BEGIN EXCERPTED RECORDS

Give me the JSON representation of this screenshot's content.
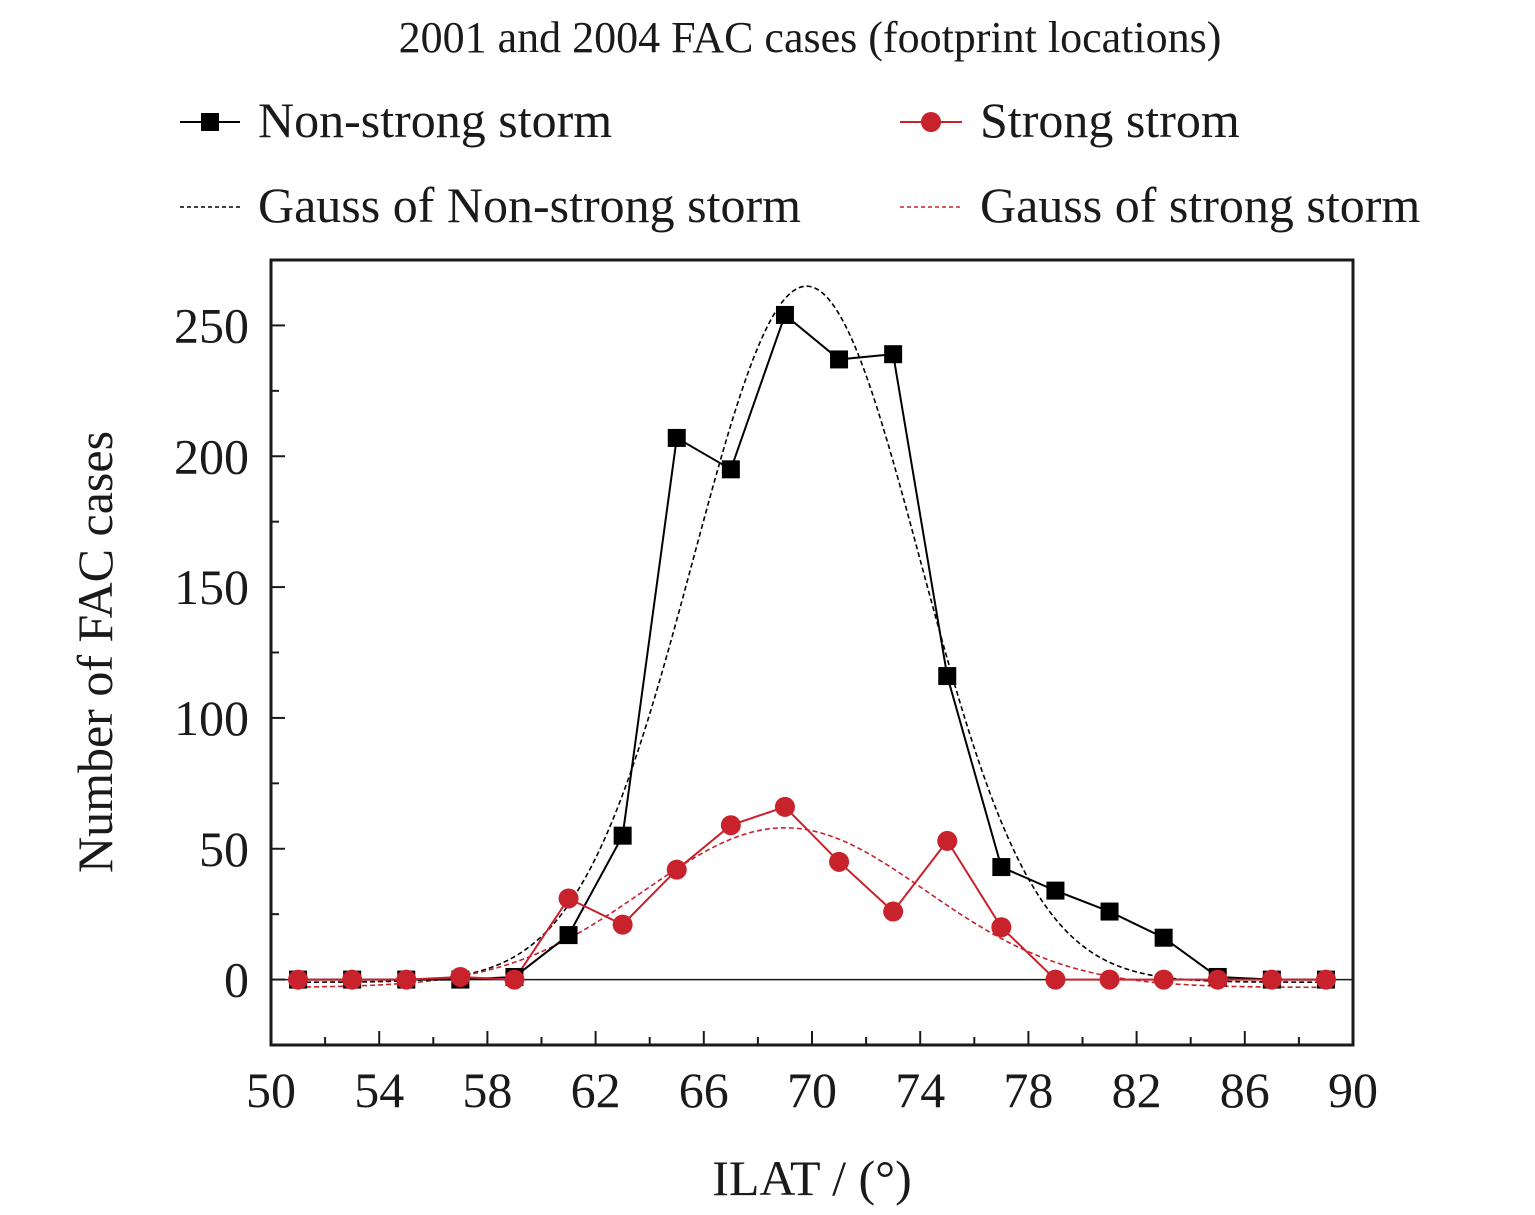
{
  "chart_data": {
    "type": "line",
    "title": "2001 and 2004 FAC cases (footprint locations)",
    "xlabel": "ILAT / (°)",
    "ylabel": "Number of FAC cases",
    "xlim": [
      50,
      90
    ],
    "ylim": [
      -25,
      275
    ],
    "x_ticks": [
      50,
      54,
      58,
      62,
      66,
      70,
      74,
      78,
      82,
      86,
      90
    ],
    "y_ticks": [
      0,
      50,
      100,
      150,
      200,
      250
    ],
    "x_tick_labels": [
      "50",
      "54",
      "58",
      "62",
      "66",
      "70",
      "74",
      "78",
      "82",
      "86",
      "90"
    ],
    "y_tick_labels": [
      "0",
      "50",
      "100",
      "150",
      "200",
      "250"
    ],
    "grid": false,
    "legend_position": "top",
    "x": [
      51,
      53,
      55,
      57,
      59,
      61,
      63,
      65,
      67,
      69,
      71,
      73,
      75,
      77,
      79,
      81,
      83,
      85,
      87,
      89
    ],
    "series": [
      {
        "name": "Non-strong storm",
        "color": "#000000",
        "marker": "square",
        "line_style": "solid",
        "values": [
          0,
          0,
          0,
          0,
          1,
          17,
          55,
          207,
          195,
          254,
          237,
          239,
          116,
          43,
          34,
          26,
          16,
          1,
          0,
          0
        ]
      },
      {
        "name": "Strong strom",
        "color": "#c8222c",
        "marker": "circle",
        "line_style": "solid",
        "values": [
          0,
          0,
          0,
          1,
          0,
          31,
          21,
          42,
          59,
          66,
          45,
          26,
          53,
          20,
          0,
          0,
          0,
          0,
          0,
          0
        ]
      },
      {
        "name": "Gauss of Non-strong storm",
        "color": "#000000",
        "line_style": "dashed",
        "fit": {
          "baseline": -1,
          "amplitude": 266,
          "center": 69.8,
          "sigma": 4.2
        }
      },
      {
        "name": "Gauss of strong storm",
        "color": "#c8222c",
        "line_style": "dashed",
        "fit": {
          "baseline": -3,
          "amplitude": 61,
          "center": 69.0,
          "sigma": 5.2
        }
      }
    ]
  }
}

END EXCERPTED RECORDS
BEGIN EXCERPTED RECORDS

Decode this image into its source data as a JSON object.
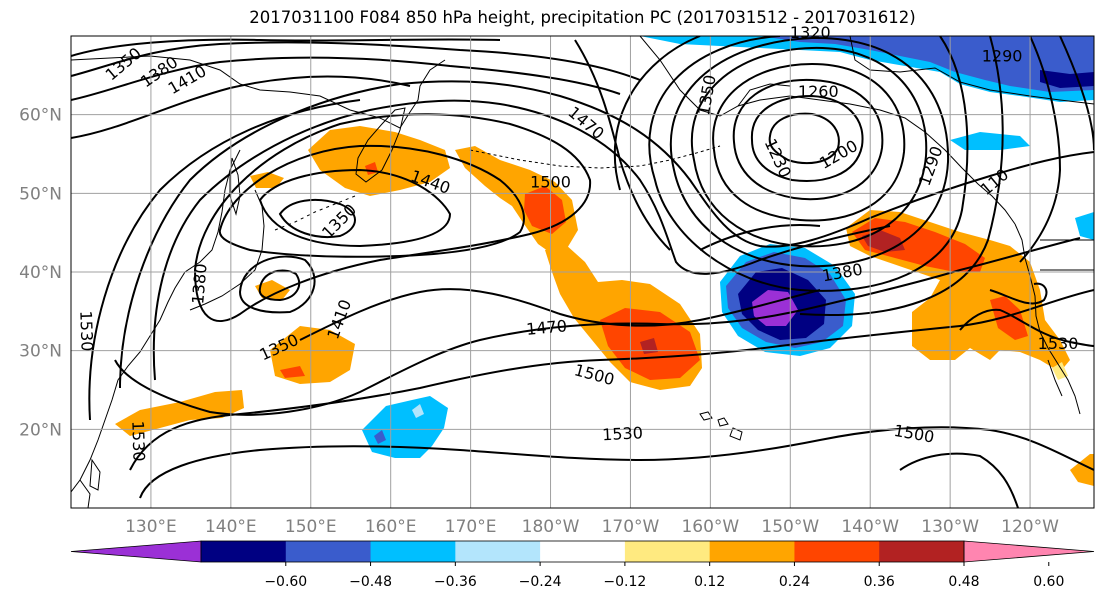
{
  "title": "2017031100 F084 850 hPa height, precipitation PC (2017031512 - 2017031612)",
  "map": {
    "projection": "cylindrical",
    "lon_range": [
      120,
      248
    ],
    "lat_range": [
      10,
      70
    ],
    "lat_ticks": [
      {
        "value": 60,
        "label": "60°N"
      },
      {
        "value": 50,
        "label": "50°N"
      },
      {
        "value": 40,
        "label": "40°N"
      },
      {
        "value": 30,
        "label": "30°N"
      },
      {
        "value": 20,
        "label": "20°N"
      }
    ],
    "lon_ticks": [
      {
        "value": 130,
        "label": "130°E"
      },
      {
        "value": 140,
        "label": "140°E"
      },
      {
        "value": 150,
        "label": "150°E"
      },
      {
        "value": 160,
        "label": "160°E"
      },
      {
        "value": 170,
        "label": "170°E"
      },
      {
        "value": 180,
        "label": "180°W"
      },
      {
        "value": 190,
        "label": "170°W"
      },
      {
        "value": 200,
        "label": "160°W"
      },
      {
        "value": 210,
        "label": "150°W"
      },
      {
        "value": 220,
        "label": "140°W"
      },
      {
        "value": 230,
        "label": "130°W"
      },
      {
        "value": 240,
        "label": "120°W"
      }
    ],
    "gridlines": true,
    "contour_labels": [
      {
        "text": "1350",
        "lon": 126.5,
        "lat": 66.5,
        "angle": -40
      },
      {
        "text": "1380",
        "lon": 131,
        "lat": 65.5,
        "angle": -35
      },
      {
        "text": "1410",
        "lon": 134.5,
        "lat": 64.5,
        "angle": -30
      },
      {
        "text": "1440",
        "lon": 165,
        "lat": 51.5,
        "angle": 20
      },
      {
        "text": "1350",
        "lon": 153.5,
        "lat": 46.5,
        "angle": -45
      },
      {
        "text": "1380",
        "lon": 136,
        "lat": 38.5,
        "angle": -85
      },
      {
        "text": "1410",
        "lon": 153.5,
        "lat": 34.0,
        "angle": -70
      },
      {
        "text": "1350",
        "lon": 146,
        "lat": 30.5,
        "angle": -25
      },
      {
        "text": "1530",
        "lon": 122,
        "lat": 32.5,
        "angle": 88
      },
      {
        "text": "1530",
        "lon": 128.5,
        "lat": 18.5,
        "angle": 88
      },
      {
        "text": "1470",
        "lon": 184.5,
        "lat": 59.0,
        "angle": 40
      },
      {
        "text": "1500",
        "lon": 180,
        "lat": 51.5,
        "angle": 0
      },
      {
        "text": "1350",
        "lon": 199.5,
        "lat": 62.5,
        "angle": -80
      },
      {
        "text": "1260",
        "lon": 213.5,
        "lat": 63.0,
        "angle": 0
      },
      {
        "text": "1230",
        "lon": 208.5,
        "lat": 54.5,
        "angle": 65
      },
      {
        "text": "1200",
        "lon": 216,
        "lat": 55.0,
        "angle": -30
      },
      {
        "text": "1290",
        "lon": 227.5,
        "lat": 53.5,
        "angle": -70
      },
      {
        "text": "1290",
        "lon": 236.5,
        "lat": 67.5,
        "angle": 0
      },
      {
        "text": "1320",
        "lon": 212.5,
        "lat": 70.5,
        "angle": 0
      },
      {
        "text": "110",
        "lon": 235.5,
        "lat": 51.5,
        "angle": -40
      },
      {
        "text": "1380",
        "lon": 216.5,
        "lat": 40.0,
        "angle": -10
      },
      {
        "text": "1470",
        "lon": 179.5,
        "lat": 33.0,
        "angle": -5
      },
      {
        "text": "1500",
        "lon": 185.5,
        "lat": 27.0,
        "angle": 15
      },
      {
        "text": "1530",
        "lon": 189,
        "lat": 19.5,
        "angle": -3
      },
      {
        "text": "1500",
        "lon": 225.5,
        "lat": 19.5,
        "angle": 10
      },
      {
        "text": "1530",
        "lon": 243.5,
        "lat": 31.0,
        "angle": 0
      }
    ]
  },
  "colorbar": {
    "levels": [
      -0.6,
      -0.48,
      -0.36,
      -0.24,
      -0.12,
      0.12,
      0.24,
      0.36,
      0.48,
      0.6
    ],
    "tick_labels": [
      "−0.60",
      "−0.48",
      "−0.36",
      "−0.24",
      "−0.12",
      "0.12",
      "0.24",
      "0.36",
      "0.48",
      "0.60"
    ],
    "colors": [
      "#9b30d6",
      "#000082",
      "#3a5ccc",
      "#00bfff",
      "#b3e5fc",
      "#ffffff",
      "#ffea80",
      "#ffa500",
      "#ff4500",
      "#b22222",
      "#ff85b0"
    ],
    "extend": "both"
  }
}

END EXCERPTED RECORDS
BEGIN EXCERPTED RECORDS

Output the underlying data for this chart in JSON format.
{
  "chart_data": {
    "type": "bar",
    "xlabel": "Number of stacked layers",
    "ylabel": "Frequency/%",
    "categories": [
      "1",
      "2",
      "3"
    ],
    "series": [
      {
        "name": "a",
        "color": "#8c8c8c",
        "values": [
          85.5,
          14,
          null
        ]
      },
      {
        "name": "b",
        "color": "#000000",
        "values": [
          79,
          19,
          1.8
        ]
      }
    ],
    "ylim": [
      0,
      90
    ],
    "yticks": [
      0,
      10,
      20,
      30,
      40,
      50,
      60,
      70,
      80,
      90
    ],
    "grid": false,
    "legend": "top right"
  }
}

END EXCERPTED RECORDS

Look through the entries and find each line that has the string "name". Copy those lines.

        "name": "Non-strong storm",
        "name": "Strong strom",
        "name": "Gauss of Non-strong storm",
        "name": "Gauss of strong storm",
        "name": "a",
        "name": "b",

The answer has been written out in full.